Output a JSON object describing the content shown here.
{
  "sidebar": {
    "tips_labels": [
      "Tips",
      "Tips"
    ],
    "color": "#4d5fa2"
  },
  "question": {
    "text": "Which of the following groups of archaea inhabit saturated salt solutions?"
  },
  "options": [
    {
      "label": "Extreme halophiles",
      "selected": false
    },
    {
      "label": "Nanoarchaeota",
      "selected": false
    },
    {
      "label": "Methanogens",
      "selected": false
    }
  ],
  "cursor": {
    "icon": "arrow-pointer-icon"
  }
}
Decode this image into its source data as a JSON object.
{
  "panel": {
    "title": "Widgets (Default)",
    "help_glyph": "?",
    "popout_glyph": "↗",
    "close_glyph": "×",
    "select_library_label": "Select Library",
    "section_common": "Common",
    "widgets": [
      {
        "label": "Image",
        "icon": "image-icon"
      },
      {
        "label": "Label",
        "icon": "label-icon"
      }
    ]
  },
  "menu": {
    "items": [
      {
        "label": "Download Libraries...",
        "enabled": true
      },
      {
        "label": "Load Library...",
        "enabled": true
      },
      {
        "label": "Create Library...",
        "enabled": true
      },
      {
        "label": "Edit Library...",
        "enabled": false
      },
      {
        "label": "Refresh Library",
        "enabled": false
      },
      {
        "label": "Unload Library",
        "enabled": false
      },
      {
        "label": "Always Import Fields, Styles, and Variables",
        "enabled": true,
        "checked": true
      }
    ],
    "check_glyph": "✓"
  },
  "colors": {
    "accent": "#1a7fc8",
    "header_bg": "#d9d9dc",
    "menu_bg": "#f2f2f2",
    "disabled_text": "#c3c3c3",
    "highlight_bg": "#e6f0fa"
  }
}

○ ○ ○

• SHORT PROBLEM
Type out all of the material again, word for word.

• WRITTEN ANSWER
Output a JSON object describing the content shown here.
{
  "sidebar": {
    "tips_labels": [
      "Tips",
      "Tips"
    ],
    "color": "#4d5fa2"
  },
  "question": {
    "text": "Which of the following groups of archaea inhabit saturated salt solutions?"
  },
  "options": [
    {
      "label": "Extreme halophiles",
      "selected": false
    },
    {
      "label": "Nanoarchaeota",
      "selected": false
    },
    {
      "label": "Methanogens",
      "selected": false
    }
  ],
  "cursor": {
    "icon": "arrow-pointer-icon"
  }
}
Decode this image into its source data as a JSON object.
{
  "panel": {
    "title": "Widgets (Default)",
    "help_glyph": "?",
    "popout_glyph": "↗",
    "close_glyph": "×",
    "select_library_label": "Select Library",
    "section_common": "Common",
    "widgets": [
      {
        "label": "Image",
        "icon": "image-icon"
      },
      {
        "label": "Label",
        "icon": "label-icon"
      }
    ]
  },
  "menu": {
    "items": [
      {
        "label": "Download Libraries...",
        "enabled": true
      },
      {
        "label": "Load Library...",
        "enabled": true
      },
      {
        "label": "Create Library...",
        "enabled": true
      },
      {
        "label": "Edit Library...",
        "enabled": false
      },
      {
        "label": "Refresh Library",
        "enabled": false
      },
      {
        "label": "Unload Library",
        "enabled": false
      },
      {
        "label": "Always Import Fields, Styles, and Variables",
        "enabled": true,
        "checked": true
      }
    ],
    "check_glyph": "✓"
  },
  "colors": {
    "accent": "#1a7fc8",
    "header_bg": "#d9d9dc",
    "menu_bg": "#f2f2f2",
    "disabled_text": "#c3c3c3",
    "highlight_bg": "#e6f0fa"
  }
}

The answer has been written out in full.